Data records:

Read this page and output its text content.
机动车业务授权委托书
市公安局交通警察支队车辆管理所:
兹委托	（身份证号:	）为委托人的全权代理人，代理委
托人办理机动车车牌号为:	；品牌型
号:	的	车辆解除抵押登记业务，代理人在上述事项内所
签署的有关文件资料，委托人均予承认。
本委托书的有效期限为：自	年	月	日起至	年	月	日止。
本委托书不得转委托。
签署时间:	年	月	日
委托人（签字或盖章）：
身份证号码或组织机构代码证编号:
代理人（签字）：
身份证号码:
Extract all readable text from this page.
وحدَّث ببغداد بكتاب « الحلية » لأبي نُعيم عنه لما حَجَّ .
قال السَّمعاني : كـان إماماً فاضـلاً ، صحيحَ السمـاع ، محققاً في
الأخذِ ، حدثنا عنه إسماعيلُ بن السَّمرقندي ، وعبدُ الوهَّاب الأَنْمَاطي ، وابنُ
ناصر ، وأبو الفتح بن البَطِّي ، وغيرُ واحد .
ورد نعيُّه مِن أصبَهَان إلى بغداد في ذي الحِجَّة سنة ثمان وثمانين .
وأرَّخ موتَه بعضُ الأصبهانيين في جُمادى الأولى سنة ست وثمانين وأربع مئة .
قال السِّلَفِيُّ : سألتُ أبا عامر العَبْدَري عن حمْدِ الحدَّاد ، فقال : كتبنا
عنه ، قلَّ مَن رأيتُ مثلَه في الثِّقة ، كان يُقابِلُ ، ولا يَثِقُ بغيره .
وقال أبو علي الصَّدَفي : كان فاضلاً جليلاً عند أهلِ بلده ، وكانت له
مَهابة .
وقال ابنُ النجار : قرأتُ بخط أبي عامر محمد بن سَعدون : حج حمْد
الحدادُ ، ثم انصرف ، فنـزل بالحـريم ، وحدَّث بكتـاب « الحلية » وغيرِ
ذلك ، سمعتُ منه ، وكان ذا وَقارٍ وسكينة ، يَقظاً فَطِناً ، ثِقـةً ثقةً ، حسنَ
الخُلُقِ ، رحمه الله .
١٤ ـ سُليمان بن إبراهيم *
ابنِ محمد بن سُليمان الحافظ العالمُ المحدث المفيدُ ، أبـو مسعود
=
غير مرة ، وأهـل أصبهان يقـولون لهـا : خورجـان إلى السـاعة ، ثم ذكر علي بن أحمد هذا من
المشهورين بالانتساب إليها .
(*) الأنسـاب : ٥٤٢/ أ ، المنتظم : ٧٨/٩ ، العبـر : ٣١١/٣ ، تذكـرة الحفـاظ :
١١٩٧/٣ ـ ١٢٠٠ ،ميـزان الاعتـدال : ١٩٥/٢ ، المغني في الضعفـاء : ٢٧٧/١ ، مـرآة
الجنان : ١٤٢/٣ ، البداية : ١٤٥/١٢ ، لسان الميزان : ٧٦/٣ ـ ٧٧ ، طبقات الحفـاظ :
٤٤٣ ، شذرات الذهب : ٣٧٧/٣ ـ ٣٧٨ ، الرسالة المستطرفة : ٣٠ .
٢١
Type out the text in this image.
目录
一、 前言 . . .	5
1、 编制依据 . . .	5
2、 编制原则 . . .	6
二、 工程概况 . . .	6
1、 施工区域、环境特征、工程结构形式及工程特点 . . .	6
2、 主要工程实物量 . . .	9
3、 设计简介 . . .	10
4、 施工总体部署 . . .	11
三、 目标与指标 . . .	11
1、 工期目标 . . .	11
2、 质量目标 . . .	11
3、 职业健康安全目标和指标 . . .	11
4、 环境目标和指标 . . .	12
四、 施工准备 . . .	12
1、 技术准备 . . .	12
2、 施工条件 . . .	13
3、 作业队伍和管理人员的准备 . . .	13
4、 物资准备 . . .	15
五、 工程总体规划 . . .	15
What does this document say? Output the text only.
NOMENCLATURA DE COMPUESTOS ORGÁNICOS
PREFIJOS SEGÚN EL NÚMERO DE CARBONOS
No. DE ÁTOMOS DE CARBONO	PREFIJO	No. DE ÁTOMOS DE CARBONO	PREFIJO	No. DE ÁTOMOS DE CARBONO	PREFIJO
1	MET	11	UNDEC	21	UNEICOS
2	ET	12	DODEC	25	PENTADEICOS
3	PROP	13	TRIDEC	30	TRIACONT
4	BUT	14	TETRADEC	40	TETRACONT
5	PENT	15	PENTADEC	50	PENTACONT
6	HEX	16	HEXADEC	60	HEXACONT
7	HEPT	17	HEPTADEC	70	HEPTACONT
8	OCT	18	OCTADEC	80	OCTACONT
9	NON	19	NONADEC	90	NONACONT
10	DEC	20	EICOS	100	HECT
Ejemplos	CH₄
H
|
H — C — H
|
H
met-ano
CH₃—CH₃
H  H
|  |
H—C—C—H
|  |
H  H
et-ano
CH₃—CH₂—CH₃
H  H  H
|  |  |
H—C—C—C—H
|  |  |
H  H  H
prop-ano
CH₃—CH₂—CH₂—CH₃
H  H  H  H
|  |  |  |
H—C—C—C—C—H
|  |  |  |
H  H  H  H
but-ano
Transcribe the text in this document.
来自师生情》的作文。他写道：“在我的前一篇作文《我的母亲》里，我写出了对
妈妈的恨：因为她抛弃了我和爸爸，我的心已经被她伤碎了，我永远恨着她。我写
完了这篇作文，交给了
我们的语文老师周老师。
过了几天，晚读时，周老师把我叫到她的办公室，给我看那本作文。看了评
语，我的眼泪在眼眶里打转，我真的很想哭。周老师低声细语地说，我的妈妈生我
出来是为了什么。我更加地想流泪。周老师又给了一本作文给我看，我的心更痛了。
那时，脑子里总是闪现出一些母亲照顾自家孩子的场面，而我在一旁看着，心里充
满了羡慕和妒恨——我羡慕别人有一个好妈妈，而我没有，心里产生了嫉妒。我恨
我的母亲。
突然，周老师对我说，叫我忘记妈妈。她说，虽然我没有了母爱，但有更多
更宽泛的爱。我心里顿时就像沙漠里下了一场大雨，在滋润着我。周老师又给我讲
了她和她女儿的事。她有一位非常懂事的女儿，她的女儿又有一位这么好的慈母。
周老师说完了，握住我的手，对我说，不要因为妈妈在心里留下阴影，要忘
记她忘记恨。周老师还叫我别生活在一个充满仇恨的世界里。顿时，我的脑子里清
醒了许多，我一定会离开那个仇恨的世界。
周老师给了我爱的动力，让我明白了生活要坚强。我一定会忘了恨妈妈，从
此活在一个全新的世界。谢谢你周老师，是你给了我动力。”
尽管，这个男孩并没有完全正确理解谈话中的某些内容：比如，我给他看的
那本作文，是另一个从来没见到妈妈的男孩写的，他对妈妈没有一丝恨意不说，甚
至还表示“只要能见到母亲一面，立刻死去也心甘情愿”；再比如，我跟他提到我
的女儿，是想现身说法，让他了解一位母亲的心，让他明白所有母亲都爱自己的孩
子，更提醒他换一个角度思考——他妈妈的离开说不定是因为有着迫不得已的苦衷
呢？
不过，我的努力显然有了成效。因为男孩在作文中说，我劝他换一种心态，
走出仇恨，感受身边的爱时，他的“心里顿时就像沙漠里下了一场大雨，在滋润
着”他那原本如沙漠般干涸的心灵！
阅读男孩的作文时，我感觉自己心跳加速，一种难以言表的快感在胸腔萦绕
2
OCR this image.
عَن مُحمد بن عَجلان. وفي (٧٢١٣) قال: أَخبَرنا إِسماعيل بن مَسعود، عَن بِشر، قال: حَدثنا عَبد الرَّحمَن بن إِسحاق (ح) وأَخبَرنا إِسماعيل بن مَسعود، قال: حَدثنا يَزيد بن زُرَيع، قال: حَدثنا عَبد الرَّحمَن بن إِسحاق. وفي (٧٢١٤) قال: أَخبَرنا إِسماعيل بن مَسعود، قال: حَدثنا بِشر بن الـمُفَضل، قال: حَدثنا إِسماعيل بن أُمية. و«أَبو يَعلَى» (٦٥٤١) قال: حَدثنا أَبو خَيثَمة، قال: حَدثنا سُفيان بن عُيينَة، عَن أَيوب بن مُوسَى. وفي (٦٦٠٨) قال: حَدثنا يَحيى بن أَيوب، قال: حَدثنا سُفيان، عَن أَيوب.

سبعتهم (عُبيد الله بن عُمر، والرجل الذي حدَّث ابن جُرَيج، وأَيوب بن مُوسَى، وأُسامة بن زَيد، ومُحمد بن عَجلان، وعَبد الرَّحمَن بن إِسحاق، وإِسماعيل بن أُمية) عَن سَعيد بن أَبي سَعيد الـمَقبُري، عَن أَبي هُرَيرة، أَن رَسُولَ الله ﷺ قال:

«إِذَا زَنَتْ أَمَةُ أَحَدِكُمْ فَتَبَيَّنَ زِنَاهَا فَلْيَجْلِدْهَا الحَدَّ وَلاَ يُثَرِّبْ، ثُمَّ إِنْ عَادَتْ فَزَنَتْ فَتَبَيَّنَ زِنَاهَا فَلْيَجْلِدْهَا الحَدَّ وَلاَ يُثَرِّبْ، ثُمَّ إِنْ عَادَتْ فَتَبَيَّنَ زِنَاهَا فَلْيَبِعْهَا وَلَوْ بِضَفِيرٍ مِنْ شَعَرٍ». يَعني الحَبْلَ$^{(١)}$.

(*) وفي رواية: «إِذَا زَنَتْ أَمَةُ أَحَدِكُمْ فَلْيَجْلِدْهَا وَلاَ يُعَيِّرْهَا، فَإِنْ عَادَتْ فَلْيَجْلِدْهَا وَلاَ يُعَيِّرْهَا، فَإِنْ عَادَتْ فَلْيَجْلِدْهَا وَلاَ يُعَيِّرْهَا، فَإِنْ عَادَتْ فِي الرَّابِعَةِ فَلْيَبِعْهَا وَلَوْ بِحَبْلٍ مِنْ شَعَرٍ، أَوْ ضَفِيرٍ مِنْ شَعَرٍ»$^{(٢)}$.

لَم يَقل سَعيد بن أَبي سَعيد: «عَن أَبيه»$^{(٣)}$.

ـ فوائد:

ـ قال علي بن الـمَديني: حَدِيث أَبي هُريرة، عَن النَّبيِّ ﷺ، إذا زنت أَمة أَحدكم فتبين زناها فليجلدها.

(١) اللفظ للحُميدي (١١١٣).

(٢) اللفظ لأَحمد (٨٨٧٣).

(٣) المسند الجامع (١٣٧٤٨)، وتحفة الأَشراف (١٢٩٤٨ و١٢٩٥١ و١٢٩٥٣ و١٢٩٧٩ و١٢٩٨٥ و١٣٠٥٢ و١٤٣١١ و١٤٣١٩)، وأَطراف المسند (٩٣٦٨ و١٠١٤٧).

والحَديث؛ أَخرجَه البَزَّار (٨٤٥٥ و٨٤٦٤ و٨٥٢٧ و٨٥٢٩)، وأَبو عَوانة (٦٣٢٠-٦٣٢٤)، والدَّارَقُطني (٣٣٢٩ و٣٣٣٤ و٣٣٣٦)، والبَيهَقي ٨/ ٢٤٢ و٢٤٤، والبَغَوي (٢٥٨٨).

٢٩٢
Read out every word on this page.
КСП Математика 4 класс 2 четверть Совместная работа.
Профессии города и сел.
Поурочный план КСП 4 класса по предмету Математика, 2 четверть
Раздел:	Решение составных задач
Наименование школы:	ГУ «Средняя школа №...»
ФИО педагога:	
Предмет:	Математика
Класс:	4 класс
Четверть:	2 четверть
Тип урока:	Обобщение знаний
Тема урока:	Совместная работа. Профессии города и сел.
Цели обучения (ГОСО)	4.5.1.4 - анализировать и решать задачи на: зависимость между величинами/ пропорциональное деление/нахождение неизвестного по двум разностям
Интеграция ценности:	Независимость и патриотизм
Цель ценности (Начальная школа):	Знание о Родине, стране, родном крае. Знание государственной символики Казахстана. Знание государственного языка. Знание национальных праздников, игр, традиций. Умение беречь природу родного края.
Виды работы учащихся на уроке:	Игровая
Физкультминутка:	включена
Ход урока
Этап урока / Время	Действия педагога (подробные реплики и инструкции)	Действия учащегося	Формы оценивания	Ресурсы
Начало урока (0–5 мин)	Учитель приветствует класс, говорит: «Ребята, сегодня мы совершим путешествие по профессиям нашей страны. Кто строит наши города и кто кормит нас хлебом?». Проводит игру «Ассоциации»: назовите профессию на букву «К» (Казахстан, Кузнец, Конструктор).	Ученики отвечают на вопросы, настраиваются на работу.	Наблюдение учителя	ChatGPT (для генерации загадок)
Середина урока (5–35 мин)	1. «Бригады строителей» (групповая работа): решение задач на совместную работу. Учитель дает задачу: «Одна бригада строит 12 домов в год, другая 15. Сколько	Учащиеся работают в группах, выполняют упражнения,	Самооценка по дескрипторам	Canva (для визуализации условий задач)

WHAT YOU WILL DO:
Only the count is wanted: report how many lines of the material above hold the word "Учитель".

SOLUTION TO THIS EXERCISE:
2